▶ _SET EXERCISE_: Below is a block of records; return all of them exactly, but without the images.

--------------------------------------------------

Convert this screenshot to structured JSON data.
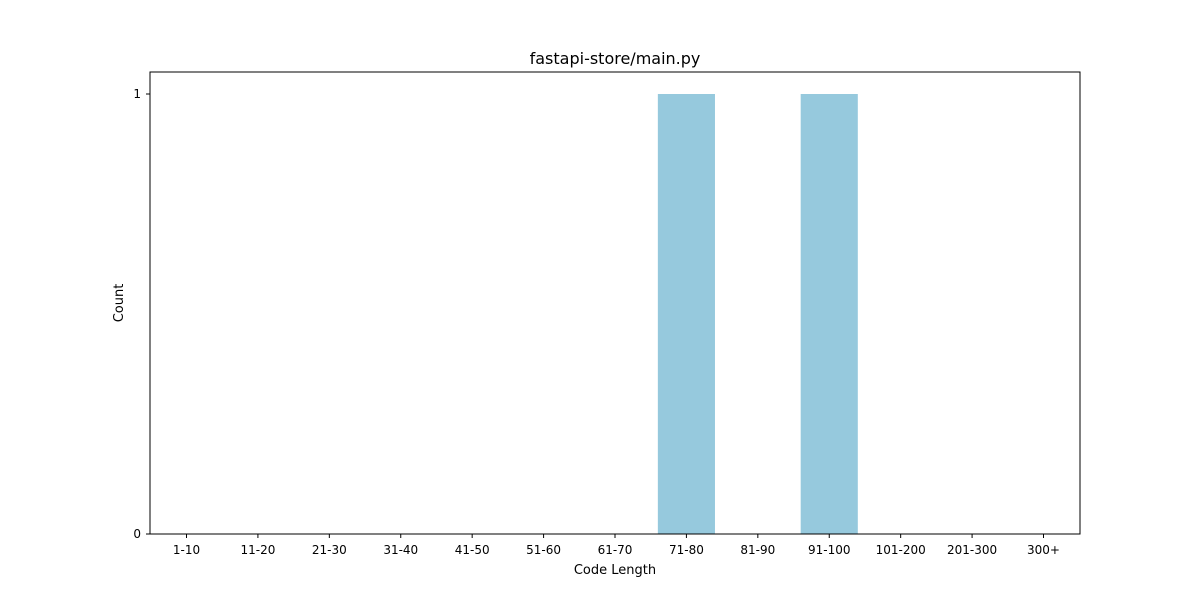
{
  "chart_data": {
    "type": "bar",
    "title": "fastapi-store/main.py",
    "xlabel": "Code Length",
    "ylabel": "Count",
    "categories": [
      "1-10",
      "11-20",
      "21-30",
      "31-40",
      "41-50",
      "51-60",
      "61-70",
      "71-80",
      "81-90",
      "91-100",
      "101-200",
      "201-300",
      "300+"
    ],
    "values": [
      0,
      0,
      0,
      0,
      0,
      0,
      0,
      1,
      0,
      1,
      0,
      0,
      0
    ],
    "yticks": [
      "0",
      "1"
    ],
    "ylim": [
      0,
      1.05
    ],
    "grid": false,
    "bar_color": "#96c9dd"
  }
}
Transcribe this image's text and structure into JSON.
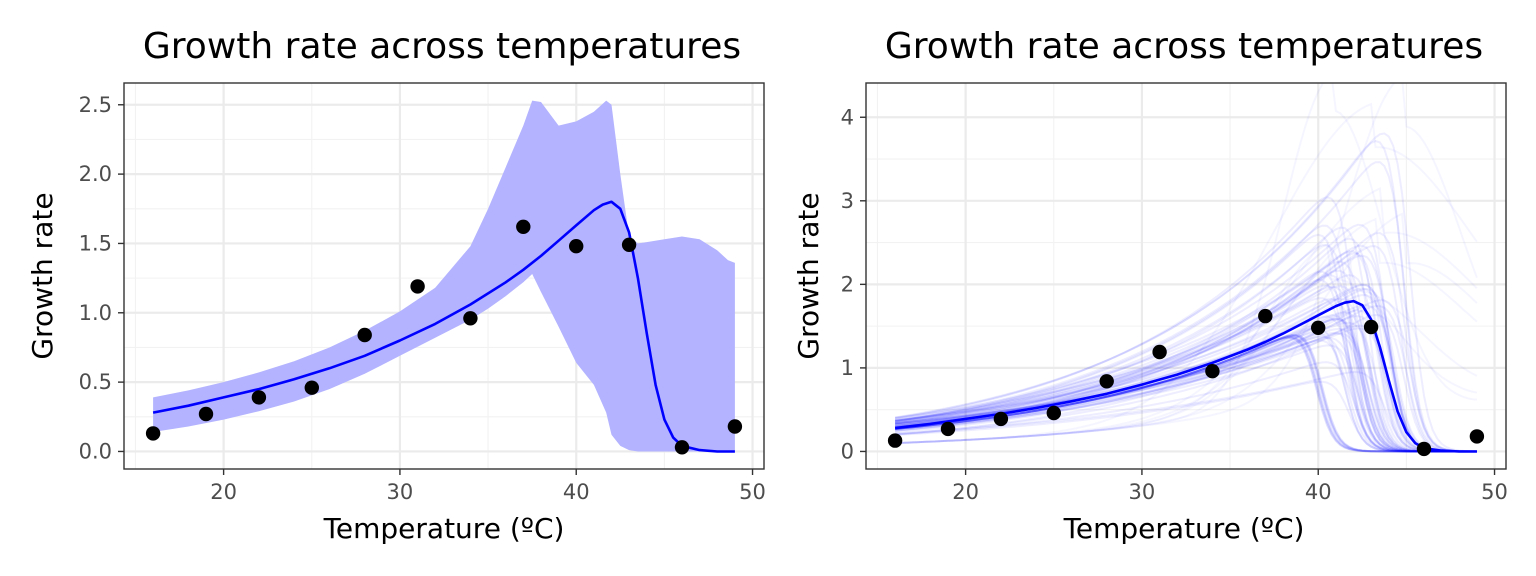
{
  "chart_data": [
    {
      "type": "line",
      "title": "Growth rate across temperatures",
      "xlabel": "Temperature (ºC)",
      "ylabel": "Growth rate",
      "xlim": [
        14.35,
        50.65
      ],
      "ylim": [
        -0.1265,
        2.657
      ],
      "x_ticks": [
        20,
        30,
        40,
        50
      ],
      "y_ticks": [
        0.0,
        0.5,
        1.0,
        1.5,
        2.0,
        2.5
      ],
      "y_tick_labels": [
        "0.0",
        "0.5",
        "1.0",
        "1.5",
        "2.0",
        "2.5"
      ],
      "grid": true,
      "points": {
        "x": [
          16,
          19,
          22,
          25,
          28,
          31,
          34,
          37,
          40,
          43,
          46,
          49
        ],
        "y": [
          0.13,
          0.27,
          0.39,
          0.46,
          0.84,
          1.19,
          0.96,
          1.62,
          1.48,
          1.49,
          0.03,
          0.18
        ]
      },
      "fit": {
        "x": [
          16,
          18,
          20,
          22,
          24,
          26,
          28,
          30,
          32,
          34,
          36,
          37,
          38,
          39,
          40,
          41,
          41.5,
          42,
          42.5,
          43,
          43.5,
          44,
          44.5,
          45,
          45.5,
          46,
          47,
          48,
          49
        ],
        "y": [
          0.28,
          0.33,
          0.39,
          0.45,
          0.52,
          0.6,
          0.69,
          0.8,
          0.92,
          1.06,
          1.22,
          1.31,
          1.41,
          1.52,
          1.63,
          1.74,
          1.78,
          1.8,
          1.75,
          1.58,
          1.25,
          0.85,
          0.48,
          0.23,
          0.1,
          0.04,
          0.01,
          0.0,
          0.0
        ]
      },
      "ribbon": {
        "x": [
          16,
          18,
          20,
          22,
          24,
          26,
          28,
          30,
          32,
          34,
          35,
          36,
          37,
          37.5,
          38,
          39,
          40,
          41,
          41.7,
          42,
          42.5,
          43,
          43.5,
          44,
          45,
          46,
          47,
          48,
          48.6,
          49
        ],
        "upper": [
          0.39,
          0.44,
          0.5,
          0.57,
          0.65,
          0.75,
          0.87,
          1.01,
          1.18,
          1.48,
          1.75,
          2.05,
          2.35,
          2.53,
          2.52,
          2.35,
          2.38,
          2.45,
          2.53,
          2.5,
          2.0,
          1.55,
          1.5,
          1.51,
          1.53,
          1.55,
          1.53,
          1.45,
          1.38,
          1.36
        ],
        "lower": [
          0.14,
          0.18,
          0.23,
          0.29,
          0.36,
          0.45,
          0.56,
          0.69,
          0.82,
          0.95,
          1.03,
          1.12,
          1.22,
          1.28,
          1.15,
          0.9,
          0.64,
          0.48,
          0.28,
          0.12,
          0.04,
          0.01,
          0.0,
          0.0,
          0.0,
          0.0,
          0.0,
          0.0,
          0.0,
          0.0
        ]
      },
      "colors": {
        "fit": "#0000ff",
        "ribbon": "#b3b3ff",
        "points": "#000000"
      }
    },
    {
      "type": "line",
      "title": "Growth rate across temperatures",
      "xlabel": "Temperature (ºC)",
      "ylabel": "Growth rate",
      "xlim": [
        14.35,
        50.65
      ],
      "ylim": [
        -0.21,
        4.41
      ],
      "x_ticks": [
        20,
        30,
        40,
        50
      ],
      "y_ticks": [
        0,
        1,
        2,
        3,
        4
      ],
      "y_tick_labels": [
        "0",
        "1",
        "2",
        "3",
        "4"
      ],
      "grid": true,
      "points": {
        "x": [
          16,
          19,
          22,
          25,
          28,
          31,
          34,
          37,
          40,
          43,
          46,
          49
        ],
        "y": [
          0.13,
          0.27,
          0.39,
          0.46,
          0.84,
          1.19,
          0.96,
          1.62,
          1.48,
          1.49,
          0.03,
          0.18
        ]
      },
      "fit": {
        "x": [
          16,
          18,
          20,
          22,
          24,
          26,
          28,
          30,
          32,
          34,
          36,
          37,
          38,
          39,
          40,
          41,
          41.5,
          42,
          42.5,
          43,
          43.5,
          44,
          44.5,
          45,
          45.5,
          46,
          47,
          48,
          49
        ],
        "y": [
          0.28,
          0.33,
          0.39,
          0.45,
          0.52,
          0.6,
          0.69,
          0.8,
          0.92,
          1.06,
          1.22,
          1.31,
          1.41,
          1.52,
          1.63,
          1.74,
          1.78,
          1.8,
          1.75,
          1.58,
          1.25,
          0.85,
          0.48,
          0.23,
          0.1,
          0.04,
          0.01,
          0.0,
          0.0
        ]
      },
      "bootstrap_curves": 60,
      "colors": {
        "fit": "#0000ff",
        "curves": "#0000ff",
        "points": "#000000"
      }
    }
  ]
}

--------------------------------------------------

▶ _COMPLETE RESPONSE_:
Convert this screenshot to structured JSON data.
{
  "chart_data": {
    "type": "bar",
    "title": "fastapi-store/main.py",
    "xlabel": "Code Length",
    "ylabel": "Count",
    "categories": [
      "1-10",
      "11-20",
      "21-30",
      "31-40",
      "41-50",
      "51-60",
      "61-70",
      "71-80",
      "81-90",
      "91-100",
      "101-200",
      "201-300",
      "300+"
    ],
    "values": [
      0,
      0,
      0,
      0,
      0,
      0,
      0,
      1,
      0,
      1,
      0,
      0,
      0
    ],
    "yticks": [
      "0",
      "1"
    ],
    "ylim": [
      0,
      1.05
    ],
    "grid": false,
    "bar_color": "#96c9dd"
  }
}
Transcribe this image's text and structure into JSON.
{
  "chart_data": [
    {
      "type": "line",
      "title": "Growth rate across temperatures",
      "xlabel": "Temperature (ºC)",
      "ylabel": "Growth rate",
      "xlim": [
        14.35,
        50.65
      ],
      "ylim": [
        -0.1265,
        2.657
      ],
      "x_ticks": [
        20,
        30,
        40,
        50
      ],
      "y_ticks": [
        0.0,
        0.5,
        1.0,
        1.5,
        2.0,
        2.5
      ],
      "y_tick_labels": [
        "0.0",
        "0.5",
        "1.0",
        "1.5",
        "2.0",
        "2.5"
      ],
      "grid": true,
      "points": {
        "x": [
          16,
          19,
          22,
          25,
          28,
          31,
          34,
          37,
          40,
          43,
          46,
          49
        ],
        "y": [
          0.13,
          0.27,
          0.39,
          0.46,
          0.84,
          1.19,
          0.96,
          1.62,
          1.48,
          1.49,
          0.03,
          0.18
        ]
      },
      "fit": {
        "x": [
          16,
          18,
          20,
          22,
          24,
          26,
          28,
          30,
          32,
          34,
          36,
          37,
          38,
          39,
          40,
          41,
          41.5,
          42,
          42.5,
          43,
          43.5,
          44,
          44.5,
          45,
          45.5,
          46,
          47,
          48,
          49
        ],
        "y": [
          0.28,
          0.33,
          0.39,
          0.45,
          0.52,
          0.6,
          0.69,
          0.8,
          0.92,
          1.06,
          1.22,
          1.31,
          1.41,
          1.52,
          1.63,
          1.74,
          1.78,
          1.8,
          1.75,
          1.58,
          1.25,
          0.85,
          0.48,
          0.23,
          0.1,
          0.04,
          0.01,
          0.0,
          0.0
        ]
      },
      "ribbon": {
        "x": [
          16,
          18,
          20,
          22,
          24,
          26,
          28,
          30,
          32,
          34,
          35,
          36,
          37,
          37.5,
          38,
          39,
          40,
          41,
          41.7,
          42,
          42.5,
          43,
          43.5,
          44,
          45,
          46,
          47,
          48,
          48.6,
          49
        ],
        "upper": [
          0.39,
          0.44,
          0.5,
          0.57,
          0.65,
          0.75,
          0.87,
          1.01,
          1.18,
          1.48,
          1.75,
          2.05,
          2.35,
          2.53,
          2.52,
          2.35,
          2.38,
          2.45,
          2.53,
          2.5,
          2.0,
          1.55,
          1.5,
          1.51,
          1.53,
          1.55,
          1.53,
          1.45,
          1.38,
          1.36
        ],
        "lower": [
          0.14,
          0.18,
          0.23,
          0.29,
          0.36,
          0.45,
          0.56,
          0.69,
          0.82,
          0.95,
          1.03,
          1.12,
          1.22,
          1.28,
          1.15,
          0.9,
          0.64,
          0.48,
          0.28,
          0.12,
          0.04,
          0.01,
          0.0,
          0.0,
          0.0,
          0.0,
          0.0,
          0.0,
          0.0,
          0.0
        ]
      },
      "colors": {
        "fit": "#0000ff",
        "ribbon": "#b3b3ff",
        "points": "#000000"
      }
    },
    {
      "type": "line",
      "title": "Growth rate across temperatures",
      "xlabel": "Temperature (ºC)",
      "ylabel": "Growth rate",
      "xlim": [
        14.35,
        50.65
      ],
      "ylim": [
        -0.21,
        4.41
      ],
      "x_ticks": [
        20,
        30,
        40,
        50
      ],
      "y_ticks": [
        0,
        1,
        2,
        3,
        4
      ],
      "y_tick_labels": [
        "0",
        "1",
        "2",
        "3",
        "4"
      ],
      "grid": true,
      "points": {
        "x": [
          16,
          19,
          22,
          25,
          28,
          31,
          34,
          37,
          40,
          43,
          46,
          49
        ],
        "y": [
          0.13,
          0.27,
          0.39,
          0.46,
          0.84,
          1.19,
          0.96,
          1.62,
          1.48,
          1.49,
          0.03,
          0.18
        ]
      },
      "fit": {
        "x": [
          16,
          18,
          20,
          22,
          24,
          26,
          28,
          30,
          32,
          34,
          36,
          37,
          38,
          39,
          40,
          41,
          41.5,
          42,
          42.5,
          43,
          43.5,
          44,
          44.5,
          45,
          45.5,
          46,
          47,
          48,
          49
        ],
        "y": [
          0.28,
          0.33,
          0.39,
          0.45,
          0.52,
          0.6,
          0.69,
          0.8,
          0.92,
          1.06,
          1.22,
          1.31,
          1.41,
          1.52,
          1.63,
          1.74,
          1.78,
          1.8,
          1.75,
          1.58,
          1.25,
          0.85,
          0.48,
          0.23,
          0.1,
          0.04,
          0.01,
          0.0,
          0.0
        ]
      },
      "bootstrap_curves": 60,
      "colors": {
        "fit": "#0000ff",
        "curves": "#0000ff",
        "points": "#000000"
      }
    }
  ]
}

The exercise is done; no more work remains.